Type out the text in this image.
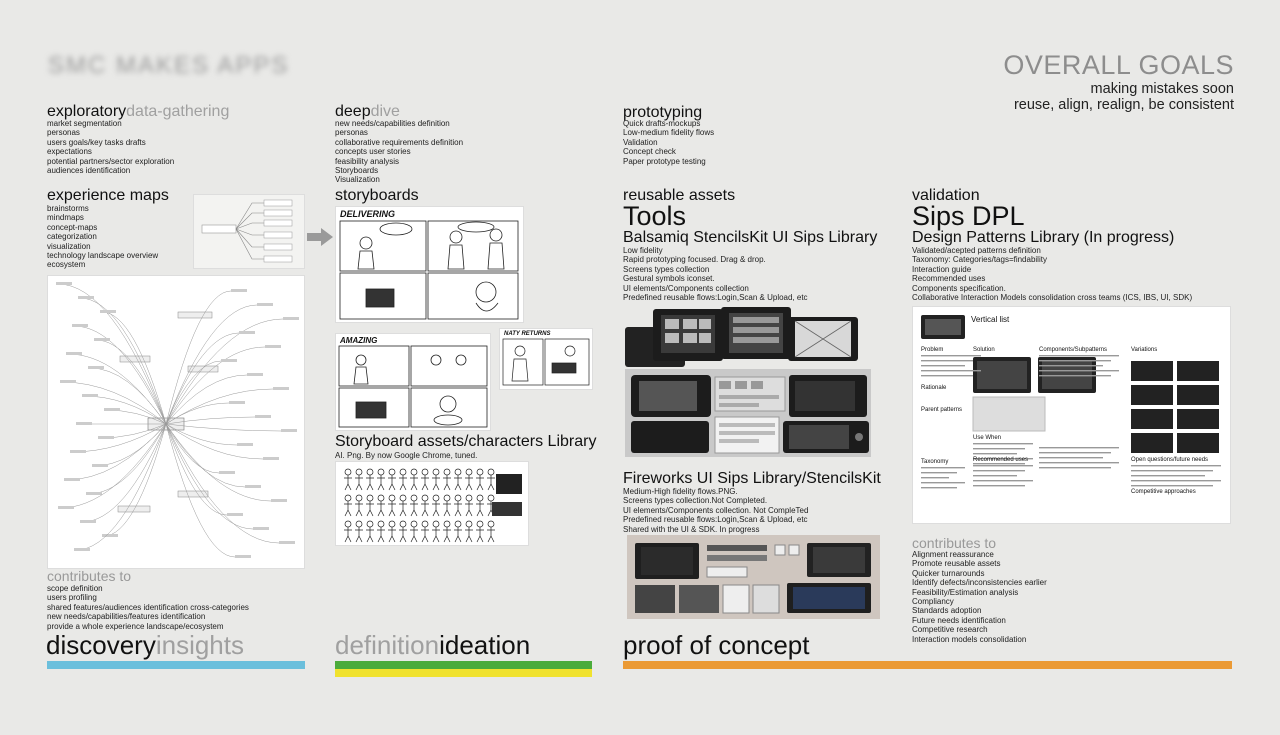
SMC MAKES APPS	OVERALL GOALS
making mistakes soon
reuse, align, realign, be consistent
exploratorydata-gathering
market segmentation
personas
users goals/key tasks drafts
expectations
potential partners/sector exploration
audiences identification
experience maps
brainstorms
mindmaps
concept-maps
categorization
visualization
technology landscape overview
ecosystem
contributes to
scope definition
users profiling
shared features/audiences identification cross-categories
new needs/capabilities/features identification
provide a whole experience landscape/ecosystem
discoveryinsights
deepdive
new needs/capabilities definition
personas
collaborative requirements definition
concepts user stories
feasibility analysis
Storyboards
Visualization
storyboards
DELIVERING
AMAZING
NATY RETURNS
Storyboard assets/characters Library
AI. Png. By now Google Chrome, tuned.
definitionideation
prototyping
Quick drafts-mockups
Low-medium fidelity flows
Validation
Concept check
Paper prototype testing
reusable assets
Tools
Balsamiq StencilsKit UI Sips Library
Low fidelity
Rapid prototyping focused. Drag & drop.
Screens types collection
Gestural symbols iconset.
UI elements/Components collection
Predefined reusable flows:Login,Scan & Upload, etc
Fireworks UI Sips Library/StencilsKit
Medium-High fidelity flows.PNG.
Screens types collection.Not Completed.
UI elements/Components collection. Not CompleTed
Predefined reusable flows:Login,Scan & Upload, etc
Shared with the UI & SDK. In progress
proof of concept
validation
Sips DPL
Design Patterns Library (In progress)
Validated/acepted patterns definition
Taxonomy: Categories/tags=findability
Interaction guide
Recommended uses
Components specification.
Collaborative Interaction Models consolidation cross teams (ICS, IBS, UI, SDK)
Vertical list
Problem	Solution	Components/Subpatterns	Variations
Rationale
Parent patterns
Use When
Taxonomy	Recommended uses	Open questions/future needs
Competitive approaches
contributes to
Alignment reassurance
Promote reusable assets
Quicker turnarounds
Identify defects/inconsistencies earlier
Feasibility/Estimation analysis
Compliancy
Standards adoption
Future needs identification
Competitive research
Interaction models consolidation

☆ ☆ ☆ ☆

• **Short problem**
Give every line above again exactly, with no pictures.

• **Reply to the task**
Type out the text in this image.
SMC MAKES APPS	OVERALL GOALS
making mistakes soon
reuse, align, realign, be consistent
exploratorydata-gathering
market segmentation
personas
users goals/key tasks drafts
expectations
potential partners/sector exploration
audiences identification
experience maps
brainstorms
mindmaps
concept-maps
categorization
visualization
technology landscape overview
ecosystem
contributes to
scope definition
users profiling
shared features/audiences identification cross-categories
new needs/capabilities/features identification
provide a whole experience landscape/ecosystem
discoveryinsights
deepdive
new needs/capabilities definition
personas
collaborative requirements definition
concepts user stories
feasibility analysis
Storyboards
Visualization
storyboards
DELIVERING
AMAZING
NATY RETURNS
Storyboard assets/characters Library
AI. Png. By now Google Chrome, tuned.
definitionideation
prototyping
Quick drafts-mockups
Low-medium fidelity flows
Validation
Concept check
Paper prototype testing
reusable assets
Tools
Balsamiq StencilsKit UI Sips Library
Low fidelity
Rapid prototyping focused. Drag & drop.
Screens types collection
Gestural symbols iconset.
UI elements/Components collection
Predefined reusable flows:Login,Scan & Upload, etc
Fireworks UI Sips Library/StencilsKit
Medium-High fidelity flows.PNG.
Screens types collection.Not Completed.
UI elements/Components collection. Not CompleTed
Predefined reusable flows:Login,Scan & Upload, etc
Shared with the UI & SDK. In progress
proof of concept
validation
Sips DPL
Design Patterns Library (In progress)
Validated/acepted patterns definition
Taxonomy: Categories/tags=findability
Interaction guide
Recommended uses
Components specification.
Collaborative Interaction Models consolidation cross teams (ICS, IBS, UI, SDK)
Vertical list
Problem	Solution	Components/Subpatterns	Variations
Rationale
Parent patterns
Use When
Taxonomy	Recommended uses	Open questions/future needs
Competitive approaches
contributes to
Alignment reassurance
Promote reusable assets
Quicker turnarounds
Identify defects/inconsistencies earlier
Feasibility/Estimation analysis
Compliancy
Standards adoption
Future needs identification
Competitive research
Interaction models consolidation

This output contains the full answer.